• _Material for this exercise_
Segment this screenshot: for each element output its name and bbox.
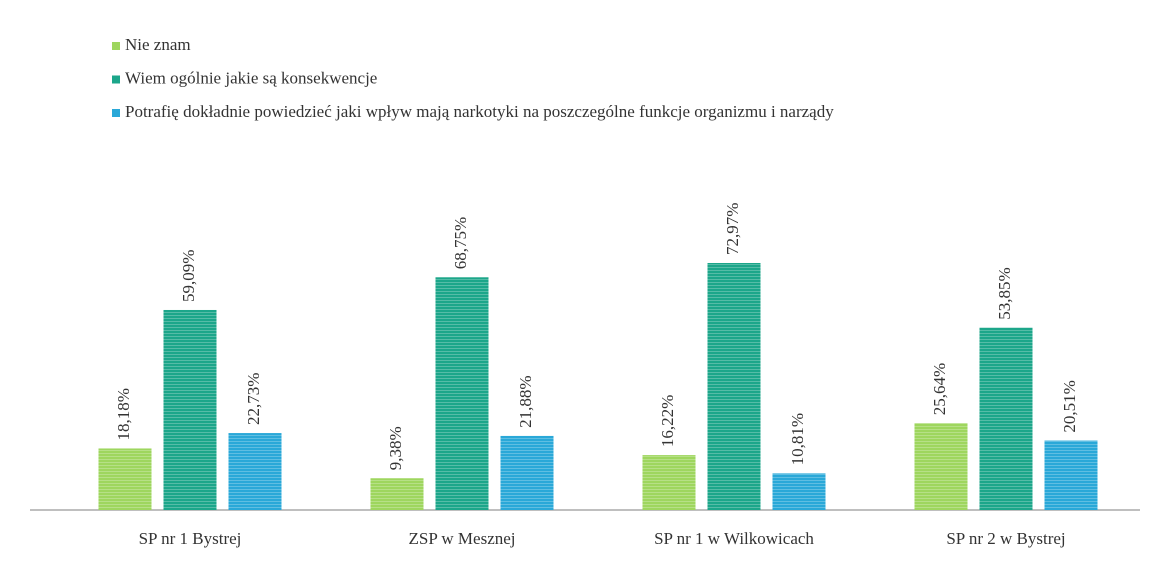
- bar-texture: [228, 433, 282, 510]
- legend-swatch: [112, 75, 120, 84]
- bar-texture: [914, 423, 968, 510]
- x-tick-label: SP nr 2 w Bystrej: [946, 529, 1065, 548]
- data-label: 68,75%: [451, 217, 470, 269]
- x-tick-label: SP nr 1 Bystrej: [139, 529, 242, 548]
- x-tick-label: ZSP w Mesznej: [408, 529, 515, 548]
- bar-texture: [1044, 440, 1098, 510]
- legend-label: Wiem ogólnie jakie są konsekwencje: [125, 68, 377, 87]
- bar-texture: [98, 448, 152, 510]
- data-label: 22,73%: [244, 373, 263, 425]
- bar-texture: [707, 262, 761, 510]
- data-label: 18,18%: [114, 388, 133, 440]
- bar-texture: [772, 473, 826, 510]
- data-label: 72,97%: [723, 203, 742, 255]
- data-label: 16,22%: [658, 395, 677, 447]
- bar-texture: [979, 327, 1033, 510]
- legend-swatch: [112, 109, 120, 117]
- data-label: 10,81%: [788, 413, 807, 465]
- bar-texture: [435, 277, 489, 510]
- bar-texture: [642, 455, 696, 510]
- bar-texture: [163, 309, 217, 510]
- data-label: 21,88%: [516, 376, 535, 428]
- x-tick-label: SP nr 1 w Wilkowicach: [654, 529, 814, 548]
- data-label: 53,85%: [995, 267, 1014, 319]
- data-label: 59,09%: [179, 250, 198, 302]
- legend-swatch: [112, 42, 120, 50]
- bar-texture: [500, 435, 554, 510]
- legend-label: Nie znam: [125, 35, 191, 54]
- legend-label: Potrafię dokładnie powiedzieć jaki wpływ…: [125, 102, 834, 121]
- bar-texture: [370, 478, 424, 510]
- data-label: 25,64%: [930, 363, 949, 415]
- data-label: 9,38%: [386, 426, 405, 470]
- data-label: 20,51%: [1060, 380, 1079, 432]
...
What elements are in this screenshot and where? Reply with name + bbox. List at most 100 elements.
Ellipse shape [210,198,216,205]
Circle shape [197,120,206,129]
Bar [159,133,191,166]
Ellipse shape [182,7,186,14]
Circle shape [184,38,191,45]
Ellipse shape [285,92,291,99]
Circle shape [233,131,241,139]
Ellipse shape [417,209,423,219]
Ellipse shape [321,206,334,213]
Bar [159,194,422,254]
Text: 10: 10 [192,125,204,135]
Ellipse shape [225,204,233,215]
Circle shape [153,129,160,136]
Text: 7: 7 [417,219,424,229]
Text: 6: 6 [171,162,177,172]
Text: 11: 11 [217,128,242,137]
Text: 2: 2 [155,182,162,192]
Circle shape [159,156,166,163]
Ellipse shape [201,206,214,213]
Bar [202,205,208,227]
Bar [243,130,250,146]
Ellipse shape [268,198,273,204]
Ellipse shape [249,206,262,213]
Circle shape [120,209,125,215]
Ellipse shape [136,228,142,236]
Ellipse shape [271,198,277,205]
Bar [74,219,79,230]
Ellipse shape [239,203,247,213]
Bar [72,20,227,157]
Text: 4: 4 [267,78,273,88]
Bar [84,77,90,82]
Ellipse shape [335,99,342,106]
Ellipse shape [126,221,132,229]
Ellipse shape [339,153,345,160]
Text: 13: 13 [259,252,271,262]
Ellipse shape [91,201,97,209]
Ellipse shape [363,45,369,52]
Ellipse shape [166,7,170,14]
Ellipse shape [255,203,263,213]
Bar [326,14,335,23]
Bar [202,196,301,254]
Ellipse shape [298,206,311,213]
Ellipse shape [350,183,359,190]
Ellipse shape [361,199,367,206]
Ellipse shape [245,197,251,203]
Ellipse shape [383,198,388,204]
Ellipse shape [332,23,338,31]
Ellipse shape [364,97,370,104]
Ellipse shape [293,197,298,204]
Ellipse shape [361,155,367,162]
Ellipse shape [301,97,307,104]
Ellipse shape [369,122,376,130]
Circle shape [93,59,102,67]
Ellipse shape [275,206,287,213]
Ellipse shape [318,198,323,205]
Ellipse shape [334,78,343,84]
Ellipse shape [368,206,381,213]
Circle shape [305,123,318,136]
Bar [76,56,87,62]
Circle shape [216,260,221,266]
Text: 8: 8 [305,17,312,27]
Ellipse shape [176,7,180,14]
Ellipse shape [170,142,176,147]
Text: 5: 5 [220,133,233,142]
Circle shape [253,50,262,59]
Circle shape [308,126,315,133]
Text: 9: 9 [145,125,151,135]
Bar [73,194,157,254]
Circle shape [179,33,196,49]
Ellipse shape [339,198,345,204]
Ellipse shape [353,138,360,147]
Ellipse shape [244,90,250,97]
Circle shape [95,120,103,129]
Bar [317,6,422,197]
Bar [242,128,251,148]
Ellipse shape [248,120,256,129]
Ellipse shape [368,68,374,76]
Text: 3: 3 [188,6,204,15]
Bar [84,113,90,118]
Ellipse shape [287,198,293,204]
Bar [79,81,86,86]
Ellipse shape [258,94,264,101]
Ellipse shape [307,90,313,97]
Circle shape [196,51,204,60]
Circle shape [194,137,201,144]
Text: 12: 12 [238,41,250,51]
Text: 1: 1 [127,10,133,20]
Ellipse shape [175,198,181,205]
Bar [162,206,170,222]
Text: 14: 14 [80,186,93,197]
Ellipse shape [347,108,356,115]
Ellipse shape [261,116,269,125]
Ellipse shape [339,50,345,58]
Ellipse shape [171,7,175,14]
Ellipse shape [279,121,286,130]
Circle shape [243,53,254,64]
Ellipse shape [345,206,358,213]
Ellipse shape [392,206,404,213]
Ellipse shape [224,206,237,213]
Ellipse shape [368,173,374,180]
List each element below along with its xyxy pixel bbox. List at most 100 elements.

• _Task_
Reproduce the records from the line with "What elements are" up to and including the line with "Ellipse shape [239,203,247,213]", swapping "Circle shape" for "Round shape" throughout and leaving everything else unchanged.

• _Answer_
What elements are in this screenshot and where? Reply with name + bbox. List at most 100 elements.
Ellipse shape [210,198,216,205]
Round shape [197,120,206,129]
Bar [159,133,191,166]
Ellipse shape [182,7,186,14]
Round shape [184,38,191,45]
Ellipse shape [285,92,291,99]
Round shape [233,131,241,139]
Ellipse shape [417,209,423,219]
Ellipse shape [321,206,334,213]
Bar [159,194,422,254]
Text: 10: 10 [192,125,204,135]
Ellipse shape [225,204,233,215]
Round shape [153,129,160,136]
Text: 7: 7 [417,219,424,229]
Text: 6: 6 [171,162,177,172]
Text: 11: 11 [217,128,242,137]
Text: 2: 2 [155,182,162,192]
Round shape [159,156,166,163]
Ellipse shape [201,206,214,213]
Bar [202,205,208,227]
Bar [243,130,250,146]
Ellipse shape [268,198,273,204]
Ellipse shape [249,206,262,213]
Round shape [120,209,125,215]
Ellipse shape [136,228,142,236]
Ellipse shape [271,198,277,205]
Bar [74,219,79,230]
Ellipse shape [239,203,247,213]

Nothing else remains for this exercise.